**INPUT MATERIAL**
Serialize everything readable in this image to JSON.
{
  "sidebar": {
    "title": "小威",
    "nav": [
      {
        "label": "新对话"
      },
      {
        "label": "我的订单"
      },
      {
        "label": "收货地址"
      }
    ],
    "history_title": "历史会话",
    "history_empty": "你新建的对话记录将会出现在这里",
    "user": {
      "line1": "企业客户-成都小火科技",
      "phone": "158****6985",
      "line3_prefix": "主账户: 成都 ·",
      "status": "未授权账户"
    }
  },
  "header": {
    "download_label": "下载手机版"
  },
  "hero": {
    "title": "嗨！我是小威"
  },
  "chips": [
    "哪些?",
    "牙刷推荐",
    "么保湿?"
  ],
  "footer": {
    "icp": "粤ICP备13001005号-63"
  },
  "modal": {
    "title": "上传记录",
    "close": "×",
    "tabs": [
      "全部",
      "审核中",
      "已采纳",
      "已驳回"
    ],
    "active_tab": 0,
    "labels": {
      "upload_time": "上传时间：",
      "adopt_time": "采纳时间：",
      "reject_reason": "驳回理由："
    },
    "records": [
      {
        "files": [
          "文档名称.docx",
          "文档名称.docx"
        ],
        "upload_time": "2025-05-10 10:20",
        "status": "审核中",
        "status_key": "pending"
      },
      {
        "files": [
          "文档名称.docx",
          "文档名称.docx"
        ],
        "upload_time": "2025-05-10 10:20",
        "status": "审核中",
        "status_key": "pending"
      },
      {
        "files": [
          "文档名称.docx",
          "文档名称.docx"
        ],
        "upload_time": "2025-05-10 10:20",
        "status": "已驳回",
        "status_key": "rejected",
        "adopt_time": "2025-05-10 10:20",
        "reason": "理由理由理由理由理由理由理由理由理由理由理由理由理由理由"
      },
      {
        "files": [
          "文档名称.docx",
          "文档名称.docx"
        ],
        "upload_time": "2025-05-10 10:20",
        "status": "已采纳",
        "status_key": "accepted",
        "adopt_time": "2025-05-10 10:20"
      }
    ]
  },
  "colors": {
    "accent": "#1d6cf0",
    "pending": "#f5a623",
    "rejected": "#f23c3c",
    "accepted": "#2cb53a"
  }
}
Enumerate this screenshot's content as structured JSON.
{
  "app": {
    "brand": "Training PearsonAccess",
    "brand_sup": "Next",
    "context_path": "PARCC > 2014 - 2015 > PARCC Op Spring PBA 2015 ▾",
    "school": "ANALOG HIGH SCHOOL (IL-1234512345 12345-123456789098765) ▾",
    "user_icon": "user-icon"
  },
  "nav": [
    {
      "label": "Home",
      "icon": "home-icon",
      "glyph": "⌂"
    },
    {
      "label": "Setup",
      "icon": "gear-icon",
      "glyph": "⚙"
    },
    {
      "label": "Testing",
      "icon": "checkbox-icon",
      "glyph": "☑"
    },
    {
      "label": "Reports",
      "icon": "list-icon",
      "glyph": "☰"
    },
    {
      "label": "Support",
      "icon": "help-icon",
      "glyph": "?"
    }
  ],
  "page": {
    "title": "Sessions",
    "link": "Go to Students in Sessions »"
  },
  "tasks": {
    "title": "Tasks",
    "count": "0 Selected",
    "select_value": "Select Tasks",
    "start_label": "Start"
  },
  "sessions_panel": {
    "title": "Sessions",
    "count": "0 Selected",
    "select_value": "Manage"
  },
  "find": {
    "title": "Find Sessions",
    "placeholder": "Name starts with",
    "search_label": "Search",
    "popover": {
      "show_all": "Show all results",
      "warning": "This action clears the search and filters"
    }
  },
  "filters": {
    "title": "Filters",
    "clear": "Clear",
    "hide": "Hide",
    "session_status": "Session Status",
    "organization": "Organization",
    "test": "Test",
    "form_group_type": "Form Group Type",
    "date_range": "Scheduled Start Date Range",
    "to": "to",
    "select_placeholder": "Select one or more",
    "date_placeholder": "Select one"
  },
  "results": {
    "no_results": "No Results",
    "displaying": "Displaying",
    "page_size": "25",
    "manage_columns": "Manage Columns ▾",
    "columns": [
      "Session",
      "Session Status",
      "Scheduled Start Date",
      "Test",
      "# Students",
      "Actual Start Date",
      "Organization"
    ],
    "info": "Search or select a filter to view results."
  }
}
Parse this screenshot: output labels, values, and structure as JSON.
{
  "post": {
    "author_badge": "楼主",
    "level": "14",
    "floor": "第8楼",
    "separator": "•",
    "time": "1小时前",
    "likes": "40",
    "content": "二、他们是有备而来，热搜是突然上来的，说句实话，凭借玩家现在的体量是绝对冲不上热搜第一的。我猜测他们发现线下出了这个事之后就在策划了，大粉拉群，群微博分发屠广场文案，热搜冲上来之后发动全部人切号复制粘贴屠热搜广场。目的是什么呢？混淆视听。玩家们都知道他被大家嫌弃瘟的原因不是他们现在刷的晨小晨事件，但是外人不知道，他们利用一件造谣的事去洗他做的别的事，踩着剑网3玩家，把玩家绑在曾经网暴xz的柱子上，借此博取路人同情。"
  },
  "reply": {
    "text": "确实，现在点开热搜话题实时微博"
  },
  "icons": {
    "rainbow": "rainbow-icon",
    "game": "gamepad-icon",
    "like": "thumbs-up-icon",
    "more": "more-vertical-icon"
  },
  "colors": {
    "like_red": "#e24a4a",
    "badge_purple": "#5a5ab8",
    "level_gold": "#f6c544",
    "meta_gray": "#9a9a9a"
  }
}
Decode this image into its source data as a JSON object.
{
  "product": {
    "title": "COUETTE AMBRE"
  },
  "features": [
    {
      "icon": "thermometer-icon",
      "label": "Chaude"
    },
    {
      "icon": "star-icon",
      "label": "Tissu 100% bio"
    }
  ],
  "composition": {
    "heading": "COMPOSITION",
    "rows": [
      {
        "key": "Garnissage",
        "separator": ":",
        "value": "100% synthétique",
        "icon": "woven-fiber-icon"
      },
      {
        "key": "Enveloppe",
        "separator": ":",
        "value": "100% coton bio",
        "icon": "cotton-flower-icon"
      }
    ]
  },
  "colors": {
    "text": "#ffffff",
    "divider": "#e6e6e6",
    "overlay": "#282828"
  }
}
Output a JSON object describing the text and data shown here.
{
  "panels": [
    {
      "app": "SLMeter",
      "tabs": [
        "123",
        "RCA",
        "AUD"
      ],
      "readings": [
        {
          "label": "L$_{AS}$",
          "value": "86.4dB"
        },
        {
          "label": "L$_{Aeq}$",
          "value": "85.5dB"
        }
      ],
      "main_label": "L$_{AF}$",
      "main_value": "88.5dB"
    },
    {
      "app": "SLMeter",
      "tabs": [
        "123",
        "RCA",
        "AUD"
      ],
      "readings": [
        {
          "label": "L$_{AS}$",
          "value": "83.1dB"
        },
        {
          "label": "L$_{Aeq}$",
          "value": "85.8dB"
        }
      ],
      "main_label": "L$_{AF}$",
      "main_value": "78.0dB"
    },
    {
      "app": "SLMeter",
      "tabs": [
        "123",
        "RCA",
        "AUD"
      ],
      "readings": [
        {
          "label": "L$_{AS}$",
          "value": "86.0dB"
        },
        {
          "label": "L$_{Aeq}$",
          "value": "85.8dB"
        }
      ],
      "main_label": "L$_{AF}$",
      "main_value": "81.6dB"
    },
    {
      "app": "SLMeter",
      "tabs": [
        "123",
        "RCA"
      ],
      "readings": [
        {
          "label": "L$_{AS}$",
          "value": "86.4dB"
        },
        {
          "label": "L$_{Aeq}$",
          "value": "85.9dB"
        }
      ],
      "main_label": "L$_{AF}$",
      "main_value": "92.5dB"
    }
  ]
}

**STATED GOAL**
Using the exact wording, write out all of the records.

**TASK ANSWER**
Serialize everything readable in this image to JSON.
{
  "sidebar": {
    "title": "小威",
    "nav": [
      {
        "label": "新对话"
      },
      {
        "label": "我的订单"
      },
      {
        "label": "收货地址"
      }
    ],
    "history_title": "历史会话",
    "history_empty": "你新建的对话记录将会出现在这里",
    "user": {
      "line1": "企业客户-成都小火科技",
      "phone": "158****6985",
      "line3_prefix": "主账户: 成都 ·",
      "status": "未授权账户"
    }
  },
  "header": {
    "download_label": "下载手机版"
  },
  "hero": {
    "title": "嗨！我是小威"
  },
  "chips": [
    "哪些?",
    "牙刷推荐",
    "么保湿?"
  ],
  "footer": {
    "icp": "粤ICP备13001005号-63"
  },
  "modal": {
    "title": "上传记录",
    "close": "×",
    "tabs": [
      "全部",
      "审核中",
      "已采纳",
      "已驳回"
    ],
    "active_tab": 0,
    "labels": {
      "upload_time": "上传时间：",
      "adopt_time": "采纳时间：",
      "reject_reason": "驳回理由："
    },
    "records": [
      {
        "files": [
          "文档名称.docx",
          "文档名称.docx"
        ],
        "upload_time": "2025-05-10 10:20",
        "status": "审核中",
        "status_key": "pending"
      },
      {
        "files": [
          "文档名称.docx",
          "文档名称.docx"
        ],
        "upload_time": "2025-05-10 10:20",
        "status": "审核中",
        "status_key": "pending"
      },
      {
        "files": [
          "文档名称.docx",
          "文档名称.docx"
        ],
        "upload_time": "2025-05-10 10:20",
        "status": "已驳回",
        "status_key": "rejected",
        "adopt_time": "2025-05-10 10:20",
        "reason": "理由理由理由理由理由理由理由理由理由理由理由理由理由理由"
      },
      {
        "files": [
          "文档名称.docx",
          "文档名称.docx"
        ],
        "upload_time": "2025-05-10 10:20",
        "status": "已采纳",
        "status_key": "accepted",
        "adopt_time": "2025-05-10 10:20"
      }
    ]
  },
  "colors": {
    "accent": "#1d6cf0",
    "pending": "#f5a623",
    "rejected": "#f23c3c",
    "accepted": "#2cb53a"
  }
}
Enumerate this screenshot's content as structured JSON.
{
  "app": {
    "brand": "Training PearsonAccess",
    "brand_sup": "Next",
    "context_path": "PARCC > 2014 - 2015 > PARCC Op Spring PBA 2015 ▾",
    "school": "ANALOG HIGH SCHOOL (IL-1234512345 12345-123456789098765) ▾",
    "user_icon": "user-icon"
  },
  "nav": [
    {
      "label": "Home",
      "icon": "home-icon",
      "glyph": "⌂"
    },
    {
      "label": "Setup",
      "icon": "gear-icon",
      "glyph": "⚙"
    },
    {
      "label": "Testing",
      "icon": "checkbox-icon",
      "glyph": "☑"
    },
    {
      "label": "Reports",
      "icon": "list-icon",
      "glyph": "☰"
    },
    {
      "label": "Support",
      "icon": "help-icon",
      "glyph": "?"
    }
  ],
  "page": {
    "title": "Sessions",
    "link": "Go to Students in Sessions »"
  },
  "tasks": {
    "title": "Tasks",
    "count": "0 Selected",
    "select_value": "Select Tasks",
    "start_label": "Start"
  },
  "sessions_panel": {
    "title": "Sessions",
    "count": "0 Selected",
    "select_value": "Manage"
  },
  "find": {
    "title": "Find Sessions",
    "placeholder": "Name starts with",
    "search_label": "Search",
    "popover": {
      "show_all": "Show all results",
      "warning": "This action clears the search and filters"
    }
  },
  "filters": {
    "title": "Filters",
    "clear": "Clear",
    "hide": "Hide",
    "session_status": "Session Status",
    "organization": "Organization",
    "test": "Test",
    "form_group_type": "Form Group Type",
    "date_range": "Scheduled Start Date Range",
    "to": "to",
    "select_placeholder": "Select one or more",
    "date_placeholder": "Select one"
  },
  "results": {
    "no_results": "No Results",
    "displaying": "Displaying",
    "page_size": "25",
    "manage_columns": "Manage Columns ▾",
    "columns": [
      "Session",
      "Session Status",
      "Scheduled Start Date",
      "Test",
      "# Students",
      "Actual Start Date",
      "Organization"
    ],
    "info": "Search or select a filter to view results."
  }
}
Parse this screenshot: output labels, values, and structure as JSON.
{
  "post": {
    "author_badge": "楼主",
    "level": "14",
    "floor": "第8楼",
    "separator": "•",
    "time": "1小时前",
    "likes": "40",
    "content": "二、他们是有备而来，热搜是突然上来的，说句实话，凭借玩家现在的体量是绝对冲不上热搜第一的。我猜测他们发现线下出了这个事之后就在策划了，大粉拉群，群微博分发屠广场文案，热搜冲上来之后发动全部人切号复制粘贴屠热搜广场。目的是什么呢？混淆视听。玩家们都知道他被大家嫌弃瘟的原因不是他们现在刷的晨小晨事件，但是外人不知道，他们利用一件造谣的事去洗他做的别的事，踩着剑网3玩家，把玩家绑在曾经网暴xz的柱子上，借此博取路人同情。"
  },
  "reply": {
    "text": "确实，现在点开热搜话题实时微博"
  },
  "icons": {
    "rainbow": "rainbow-icon",
    "game": "gamepad-icon",
    "like": "thumbs-up-icon",
    "more": "more-vertical-icon"
  },
  "colors": {
    "like_red": "#e24a4a",
    "badge_purple": "#5a5ab8",
    "level_gold": "#f6c544",
    "meta_gray": "#9a9a9a"
  }
}
Decode this image into its source data as a JSON object.
{
  "product": {
    "title": "COUETTE AMBRE"
  },
  "features": [
    {
      "icon": "thermometer-icon",
      "label": "Chaude"
    },
    {
      "icon": "star-icon",
      "label": "Tissu 100% bio"
    }
  ],
  "composition": {
    "heading": "COMPOSITION",
    "rows": [
      {
        "key": "Garnissage",
        "separator": ":",
        "value": "100% synthétique",
        "icon": "woven-fiber-icon"
      },
      {
        "key": "Enveloppe",
        "separator": ":",
        "value": "100% coton bio",
        "icon": "cotton-flower-icon"
      }
    ]
  },
  "colors": {
    "text": "#ffffff",
    "divider": "#e6e6e6",
    "overlay": "#282828"
  }
}
Output a JSON object describing the text and data shown here.
{
  "panels": [
    {
      "app": "SLMeter",
      "tabs": [
        "123",
        "RCA",
        "AUD"
      ],
      "readings": [
        {
          "label": "L$_{AS}$",
          "value": "86.4dB"
        },
        {
          "label": "L$_{Aeq}$",
          "value": "85.5dB"
        }
      ],
      "main_label": "L$_{AF}$",
      "main_value": "88.5dB"
    },
    {
      "app": "SLMeter",
      "tabs": [
        "123",
        "RCA",
        "AUD"
      ],
      "readings": [
        {
          "label": "L$_{AS}$",
          "value": "83.1dB"
        },
        {
          "label": "L$_{Aeq}$",
          "value": "85.8dB"
        }
      ],
      "main_label": "L$_{AF}$",
      "main_value": "78.0dB"
    },
    {
      "app": "SLMeter",
      "tabs": [
        "123",
        "RCA",
        "AUD"
      ],
      "readings": [
        {
          "label": "L$_{AS}$",
          "value": "86.0dB"
        },
        {
          "label": "L$_{Aeq}$",
          "value": "85.8dB"
        }
      ],
      "main_label": "L$_{AF}$",
      "main_value": "81.6dB"
    },
    {
      "app": "SLMeter",
      "tabs": [
        "123",
        "RCA"
      ],
      "readings": [
        {
          "label": "L$_{AS}$",
          "value": "86.4dB"
        },
        {
          "label": "L$_{Aeq}$",
          "value": "85.9dB"
        }
      ],
      "main_label": "L$_{AF}$",
      "main_value": "92.5dB"
    }
  ]
}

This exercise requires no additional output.